TASK DIRECTIONS: Type every record exactly as it appears.

'''

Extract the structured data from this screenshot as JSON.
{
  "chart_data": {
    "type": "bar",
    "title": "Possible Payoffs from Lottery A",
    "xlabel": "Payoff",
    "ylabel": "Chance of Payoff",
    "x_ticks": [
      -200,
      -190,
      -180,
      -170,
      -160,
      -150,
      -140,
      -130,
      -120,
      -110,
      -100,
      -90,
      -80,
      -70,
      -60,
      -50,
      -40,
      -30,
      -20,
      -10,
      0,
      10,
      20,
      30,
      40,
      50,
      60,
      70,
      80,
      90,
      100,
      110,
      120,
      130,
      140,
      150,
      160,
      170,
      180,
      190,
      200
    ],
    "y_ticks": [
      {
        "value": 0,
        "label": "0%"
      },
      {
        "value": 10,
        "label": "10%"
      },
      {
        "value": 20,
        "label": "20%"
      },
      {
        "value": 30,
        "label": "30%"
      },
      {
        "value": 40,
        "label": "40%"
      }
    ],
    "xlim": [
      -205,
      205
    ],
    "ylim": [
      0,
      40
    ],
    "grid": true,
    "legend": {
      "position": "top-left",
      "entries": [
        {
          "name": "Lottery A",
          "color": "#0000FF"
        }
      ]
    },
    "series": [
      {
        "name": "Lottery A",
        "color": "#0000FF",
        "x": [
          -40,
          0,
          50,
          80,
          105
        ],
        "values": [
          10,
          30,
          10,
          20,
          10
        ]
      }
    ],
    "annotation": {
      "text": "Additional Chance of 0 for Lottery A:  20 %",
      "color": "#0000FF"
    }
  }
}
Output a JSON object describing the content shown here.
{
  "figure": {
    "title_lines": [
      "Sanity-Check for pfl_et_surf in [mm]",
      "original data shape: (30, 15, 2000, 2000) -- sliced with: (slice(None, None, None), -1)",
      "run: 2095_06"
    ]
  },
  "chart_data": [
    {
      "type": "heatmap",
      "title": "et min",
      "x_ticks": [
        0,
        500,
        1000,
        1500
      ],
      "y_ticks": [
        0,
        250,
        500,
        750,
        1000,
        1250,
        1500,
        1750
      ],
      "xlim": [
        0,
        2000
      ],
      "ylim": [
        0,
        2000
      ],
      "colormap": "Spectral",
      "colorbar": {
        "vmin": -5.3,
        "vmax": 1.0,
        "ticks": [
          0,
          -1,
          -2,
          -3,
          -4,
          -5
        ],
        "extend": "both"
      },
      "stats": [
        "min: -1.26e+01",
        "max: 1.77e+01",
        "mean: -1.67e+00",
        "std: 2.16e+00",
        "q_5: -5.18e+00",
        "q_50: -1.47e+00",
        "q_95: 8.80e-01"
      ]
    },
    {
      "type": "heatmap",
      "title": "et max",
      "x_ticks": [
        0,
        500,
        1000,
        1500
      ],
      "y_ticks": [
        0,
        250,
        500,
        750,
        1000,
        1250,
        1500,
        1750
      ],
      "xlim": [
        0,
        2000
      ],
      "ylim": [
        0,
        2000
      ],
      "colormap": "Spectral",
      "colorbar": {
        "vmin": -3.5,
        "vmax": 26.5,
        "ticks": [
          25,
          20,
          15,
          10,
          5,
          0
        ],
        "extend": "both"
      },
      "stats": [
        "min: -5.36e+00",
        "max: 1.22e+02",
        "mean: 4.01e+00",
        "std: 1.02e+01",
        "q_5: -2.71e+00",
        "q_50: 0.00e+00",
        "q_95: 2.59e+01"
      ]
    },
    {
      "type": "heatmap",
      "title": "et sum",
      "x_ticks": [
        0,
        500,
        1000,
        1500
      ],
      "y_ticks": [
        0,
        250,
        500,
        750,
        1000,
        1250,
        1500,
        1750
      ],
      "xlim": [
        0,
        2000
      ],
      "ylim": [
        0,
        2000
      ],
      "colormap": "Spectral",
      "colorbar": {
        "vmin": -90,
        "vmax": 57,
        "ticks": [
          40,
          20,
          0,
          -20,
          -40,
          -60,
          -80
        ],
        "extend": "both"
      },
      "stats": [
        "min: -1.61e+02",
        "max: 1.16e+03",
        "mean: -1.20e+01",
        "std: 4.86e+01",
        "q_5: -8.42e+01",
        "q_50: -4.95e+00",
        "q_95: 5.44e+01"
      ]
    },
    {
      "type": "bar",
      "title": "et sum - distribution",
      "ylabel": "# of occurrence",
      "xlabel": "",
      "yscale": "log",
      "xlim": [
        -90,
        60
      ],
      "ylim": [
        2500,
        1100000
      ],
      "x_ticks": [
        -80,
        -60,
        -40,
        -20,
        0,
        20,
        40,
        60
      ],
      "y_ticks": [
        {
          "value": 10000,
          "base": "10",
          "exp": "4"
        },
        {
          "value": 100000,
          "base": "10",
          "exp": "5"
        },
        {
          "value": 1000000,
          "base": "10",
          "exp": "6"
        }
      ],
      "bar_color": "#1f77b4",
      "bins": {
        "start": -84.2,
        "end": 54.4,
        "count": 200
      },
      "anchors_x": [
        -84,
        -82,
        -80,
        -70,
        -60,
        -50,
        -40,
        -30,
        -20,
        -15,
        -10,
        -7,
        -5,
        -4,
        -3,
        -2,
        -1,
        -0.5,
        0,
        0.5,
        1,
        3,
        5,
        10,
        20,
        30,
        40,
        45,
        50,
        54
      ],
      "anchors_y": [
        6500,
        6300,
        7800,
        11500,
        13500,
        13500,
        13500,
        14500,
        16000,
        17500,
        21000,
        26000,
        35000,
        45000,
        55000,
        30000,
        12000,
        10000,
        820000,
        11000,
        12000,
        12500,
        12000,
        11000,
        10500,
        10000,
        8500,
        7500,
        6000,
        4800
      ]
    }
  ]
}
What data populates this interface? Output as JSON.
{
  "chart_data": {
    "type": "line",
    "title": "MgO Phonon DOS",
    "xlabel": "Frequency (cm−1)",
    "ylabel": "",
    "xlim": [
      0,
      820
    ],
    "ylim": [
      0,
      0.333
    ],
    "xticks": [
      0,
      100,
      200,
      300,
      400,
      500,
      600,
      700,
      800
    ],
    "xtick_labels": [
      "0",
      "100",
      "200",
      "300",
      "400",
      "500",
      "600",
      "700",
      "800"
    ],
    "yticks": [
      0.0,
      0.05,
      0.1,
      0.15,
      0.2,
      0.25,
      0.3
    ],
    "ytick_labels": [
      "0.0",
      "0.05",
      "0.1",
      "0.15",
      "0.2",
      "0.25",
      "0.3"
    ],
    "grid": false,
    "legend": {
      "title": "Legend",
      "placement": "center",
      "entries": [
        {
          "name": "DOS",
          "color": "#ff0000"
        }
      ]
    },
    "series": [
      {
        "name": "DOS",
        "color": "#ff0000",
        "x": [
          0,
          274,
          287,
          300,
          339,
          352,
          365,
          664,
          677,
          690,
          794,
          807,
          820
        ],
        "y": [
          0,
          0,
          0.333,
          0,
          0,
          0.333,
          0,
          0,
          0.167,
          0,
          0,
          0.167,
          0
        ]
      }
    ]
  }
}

'''

TASK RESULT:
Extract the structured data from this screenshot as JSON.
{
  "chart_data": {
    "type": "bar",
    "title": "Possible Payoffs from Lottery A",
    "xlabel": "Payoff",
    "ylabel": "Chance of Payoff",
    "x_ticks": [
      -200,
      -190,
      -180,
      -170,
      -160,
      -150,
      -140,
      -130,
      -120,
      -110,
      -100,
      -90,
      -80,
      -70,
      -60,
      -50,
      -40,
      -30,
      -20,
      -10,
      0,
      10,
      20,
      30,
      40,
      50,
      60,
      70,
      80,
      90,
      100,
      110,
      120,
      130,
      140,
      150,
      160,
      170,
      180,
      190,
      200
    ],
    "y_ticks": [
      {
        "value": 0,
        "label": "0%"
      },
      {
        "value": 10,
        "label": "10%"
      },
      {
        "value": 20,
        "label": "20%"
      },
      {
        "value": 30,
        "label": "30%"
      },
      {
        "value": 40,
        "label": "40%"
      }
    ],
    "xlim": [
      -205,
      205
    ],
    "ylim": [
      0,
      40
    ],
    "grid": true,
    "legend": {
      "position": "top-left",
      "entries": [
        {
          "name": "Lottery A",
          "color": "#0000FF"
        }
      ]
    },
    "series": [
      {
        "name": "Lottery A",
        "color": "#0000FF",
        "x": [
          -40,
          0,
          50,
          80,
          105
        ],
        "values": [
          10,
          30,
          10,
          20,
          10
        ]
      }
    ],
    "annotation": {
      "text": "Additional Chance of 0 for Lottery A:  20 %",
      "color": "#0000FF"
    }
  }
}
Output a JSON object describing the content shown here.
{
  "figure": {
    "title_lines": [
      "Sanity-Check for pfl_et_surf in [mm]",
      "original data shape: (30, 15, 2000, 2000) -- sliced with: (slice(None, None, None), -1)",
      "run: 2095_06"
    ]
  },
  "chart_data": [
    {
      "type": "heatmap",
      "title": "et min",
      "x_ticks": [
        0,
        500,
        1000,
        1500
      ],
      "y_ticks": [
        0,
        250,
        500,
        750,
        1000,
        1250,
        1500,
        1750
      ],
      "xlim": [
        0,
        2000
      ],
      "ylim": [
        0,
        2000
      ],
      "colormap": "Spectral",
      "colorbar": {
        "vmin": -5.3,
        "vmax": 1.0,
        "ticks": [
          0,
          -1,
          -2,
          -3,
          -4,
          -5
        ],
        "extend": "both"
      },
      "stats": [
        "min: -1.26e+01",
        "max: 1.77e+01",
        "mean: -1.67e+00",
        "std: 2.16e+00",
        "q_5: -5.18e+00",
        "q_50: -1.47e+00",
        "q_95: 8.80e-01"
      ]
    },
    {
      "type": "heatmap",
      "title": "et max",
      "x_ticks": [
        0,
        500,
        1000,
        1500
      ],
      "y_ticks": [
        0,
        250,
        500,
        750,
        1000,
        1250,
        1500,
        1750
      ],
      "xlim": [
        0,
        2000
      ],
      "ylim": [
        0,
        2000
      ],
      "colormap": "Spectral",
      "colorbar": {
        "vmin": -3.5,
        "vmax": 26.5,
        "ticks": [
          25,
          20,
          15,
          10,
          5,
          0
        ],
        "extend": "both"
      },
      "stats": [
        "min: -5.36e+00",
        "max: 1.22e+02",
        "mean: 4.01e+00",
        "std: 1.02e+01",
        "q_5: -2.71e+00",
        "q_50: 0.00e+00",
        "q_95: 2.59e+01"
      ]
    },
    {
      "type": "heatmap",
      "title": "et sum",
      "x_ticks": [
        0,
        500,
        1000,
        1500
      ],
      "y_ticks": [
        0,
        250,
        500,
        750,
        1000,
        1250,
        1500,
        1750
      ],
      "xlim": [
        0,
        2000
      ],
      "ylim": [
        0,
        2000
      ],
      "colormap": "Spectral",
      "colorbar": {
        "vmin": -90,
        "vmax": 57,
        "ticks": [
          40,
          20,
          0,
          -20,
          -40,
          -60,
          -80
        ],
        "extend": "both"
      },
      "stats": [
        "min: -1.61e+02",
        "max: 1.16e+03",
        "mean: -1.20e+01",
        "std: 4.86e+01",
        "q_5: -8.42e+01",
        "q_50: -4.95e+00",
        "q_95: 5.44e+01"
      ]
    },
    {
      "type": "bar",
      "title": "et sum - distribution",
      "ylabel": "# of occurrence",
      "xlabel": "",
      "yscale": "log",
      "xlim": [
        -90,
        60
      ],
      "ylim": [
        2500,
        1100000
      ],
      "x_ticks": [
        -80,
        -60,
        -40,
        -20,
        0,
        20,
        40,
        60
      ],
      "y_ticks": [
        {
          "value": 10000,
          "base": "10",
          "exp": "4"
        },
        {
          "value": 100000,
          "base": "10",
          "exp": "5"
        },
        {
          "value": 1000000,
          "base": "10",
          "exp": "6"
        }
      ],
      "bar_color": "#1f77b4",
      "bins": {
        "start": -84.2,
        "end": 54.4,
        "count": 200
      },
      "anchors_x": [
        -84,
        -82,
        -80,
        -70,
        -60,
        -50,
        -40,
        -30,
        -20,
        -15,
        -10,
        -7,
        -5,
        -4,
        -3,
        -2,
        -1,
        -0.5,
        0,
        0.5,
        1,
        3,
        5,
        10,
        20,
        30,
        40,
        45,
        50,
        54
      ],
      "anchors_y": [
        6500,
        6300,
        7800,
        11500,
        13500,
        13500,
        13500,
        14500,
        16000,
        17500,
        21000,
        26000,
        35000,
        45000,
        55000,
        30000,
        12000,
        10000,
        820000,
        11000,
        12000,
        12500,
        12000,
        11000,
        10500,
        10000,
        8500,
        7500,
        6000,
        4800
      ]
    }
  ]
}
What data populates this interface? Output as JSON.
{
  "chart_data": {
    "type": "line",
    "title": "MgO Phonon DOS",
    "xlabel": "Frequency (cm−1)",
    "ylabel": "",
    "xlim": [
      0,
      820
    ],
    "ylim": [
      0,
      0.333
    ],
    "xticks": [
      0,
      100,
      200,
      300,
      400,
      500,
      600,
      700,
      800
    ],
    "xtick_labels": [
      "0",
      "100",
      "200",
      "300",
      "400",
      "500",
      "600",
      "700",
      "800"
    ],
    "yticks": [
      0.0,
      0.05,
      0.1,
      0.15,
      0.2,
      0.25,
      0.3
    ],
    "ytick_labels": [
      "0.0",
      "0.05",
      "0.1",
      "0.15",
      "0.2",
      "0.25",
      "0.3"
    ],
    "grid": false,
    "legend": {
      "title": "Legend",
      "placement": "center",
      "entries": [
        {
          "name": "DOS",
          "color": "#ff0000"
        }
      ]
    },
    "series": [
      {
        "name": "DOS",
        "color": "#ff0000",
        "x": [
          0,
          274,
          287,
          300,
          339,
          352,
          365,
          664,
          677,
          690,
          794,
          807,
          820
        ],
        "y": [
          0,
          0,
          0.333,
          0,
          0,
          0.333,
          0,
          0,
          0.167,
          0,
          0,
          0.167,
          0
        ]
      }
    ]
  }
}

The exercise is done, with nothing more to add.